▸ Raw data

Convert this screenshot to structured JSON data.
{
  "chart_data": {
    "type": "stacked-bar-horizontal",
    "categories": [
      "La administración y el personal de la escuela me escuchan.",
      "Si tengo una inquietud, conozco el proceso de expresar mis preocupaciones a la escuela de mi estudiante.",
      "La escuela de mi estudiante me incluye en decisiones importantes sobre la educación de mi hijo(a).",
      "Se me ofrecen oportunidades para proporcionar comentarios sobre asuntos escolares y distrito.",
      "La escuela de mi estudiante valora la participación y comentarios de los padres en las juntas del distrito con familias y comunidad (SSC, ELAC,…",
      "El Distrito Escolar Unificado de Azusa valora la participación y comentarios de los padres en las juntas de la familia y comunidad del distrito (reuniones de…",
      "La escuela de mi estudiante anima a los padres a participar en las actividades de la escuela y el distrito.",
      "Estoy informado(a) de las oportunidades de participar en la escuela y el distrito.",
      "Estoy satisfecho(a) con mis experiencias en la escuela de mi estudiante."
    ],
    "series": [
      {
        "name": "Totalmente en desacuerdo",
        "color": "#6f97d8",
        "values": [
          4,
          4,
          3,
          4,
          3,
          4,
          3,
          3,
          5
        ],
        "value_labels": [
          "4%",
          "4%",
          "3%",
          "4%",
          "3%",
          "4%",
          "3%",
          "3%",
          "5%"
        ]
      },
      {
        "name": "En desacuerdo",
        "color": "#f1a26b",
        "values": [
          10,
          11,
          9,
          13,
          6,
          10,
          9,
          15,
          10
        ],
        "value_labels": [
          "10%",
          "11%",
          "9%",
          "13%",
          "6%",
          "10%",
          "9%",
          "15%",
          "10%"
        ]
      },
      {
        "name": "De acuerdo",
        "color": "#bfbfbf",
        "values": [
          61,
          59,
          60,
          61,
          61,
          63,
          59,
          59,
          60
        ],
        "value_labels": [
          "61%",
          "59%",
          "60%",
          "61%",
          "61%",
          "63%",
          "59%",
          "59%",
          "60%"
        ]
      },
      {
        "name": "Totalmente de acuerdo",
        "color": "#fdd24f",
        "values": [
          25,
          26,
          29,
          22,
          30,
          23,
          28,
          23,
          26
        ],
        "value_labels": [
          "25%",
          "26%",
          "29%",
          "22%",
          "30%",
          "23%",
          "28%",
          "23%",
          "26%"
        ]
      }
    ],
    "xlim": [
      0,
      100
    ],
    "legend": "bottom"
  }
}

▸ Requirements
All the data must be duplicated exactly, with nothing added or removed.

▸ Solution for this problem
Convert this screenshot to structured JSON data.
{
  "chart_data": {
    "type": "stacked-bar-horizontal",
    "categories": [
      "La administración y el personal de la escuela me escuchan.",
      "Si tengo una inquietud, conozco el proceso de expresar mis preocupaciones a la escuela de mi estudiante.",
      "La escuela de mi estudiante me incluye en decisiones importantes sobre la educación de mi hijo(a).",
      "Se me ofrecen oportunidades para proporcionar comentarios sobre asuntos escolares y distrito.",
      "La escuela de mi estudiante valora la participación y comentarios de los padres en las juntas del distrito con familias y comunidad (SSC, ELAC,…",
      "El Distrito Escolar Unificado de Azusa valora la participación y comentarios de los padres en las juntas de la familia y comunidad del distrito (reuniones de…",
      "La escuela de mi estudiante anima a los padres a participar en las actividades de la escuela y el distrito.",
      "Estoy informado(a) de las oportunidades de participar en la escuela y el distrito.",
      "Estoy satisfecho(a) con mis experiencias en la escuela de mi estudiante."
    ],
    "series": [
      {
        "name": "Totalmente en desacuerdo",
        "color": "#6f97d8",
        "values": [
          4,
          4,
          3,
          4,
          3,
          4,
          3,
          3,
          5
        ],
        "value_labels": [
          "4%",
          "4%",
          "3%",
          "4%",
          "3%",
          "4%",
          "3%",
          "3%",
          "5%"
        ]
      },
      {
        "name": "En desacuerdo",
        "color": "#f1a26b",
        "values": [
          10,
          11,
          9,
          13,
          6,
          10,
          9,
          15,
          10
        ],
        "value_labels": [
          "10%",
          "11%",
          "9%",
          "13%",
          "6%",
          "10%",
          "9%",
          "15%",
          "10%"
        ]
      },
      {
        "name": "De acuerdo",
        "color": "#bfbfbf",
        "values": [
          61,
          59,
          60,
          61,
          61,
          63,
          59,
          59,
          60
        ],
        "value_labels": [
          "61%",
          "59%",
          "60%",
          "61%",
          "61%",
          "63%",
          "59%",
          "59%",
          "60%"
        ]
      },
      {
        "name": "Totalmente de acuerdo",
        "color": "#fdd24f",
        "values": [
          25,
          26,
          29,
          22,
          30,
          23,
          28,
          23,
          26
        ],
        "value_labels": [
          "25%",
          "26%",
          "29%",
          "22%",
          "30%",
          "23%",
          "28%",
          "23%",
          "26%"
        ]
      }
    ],
    "xlim": [
      0,
      100
    ],
    "legend": "bottom"
  }
}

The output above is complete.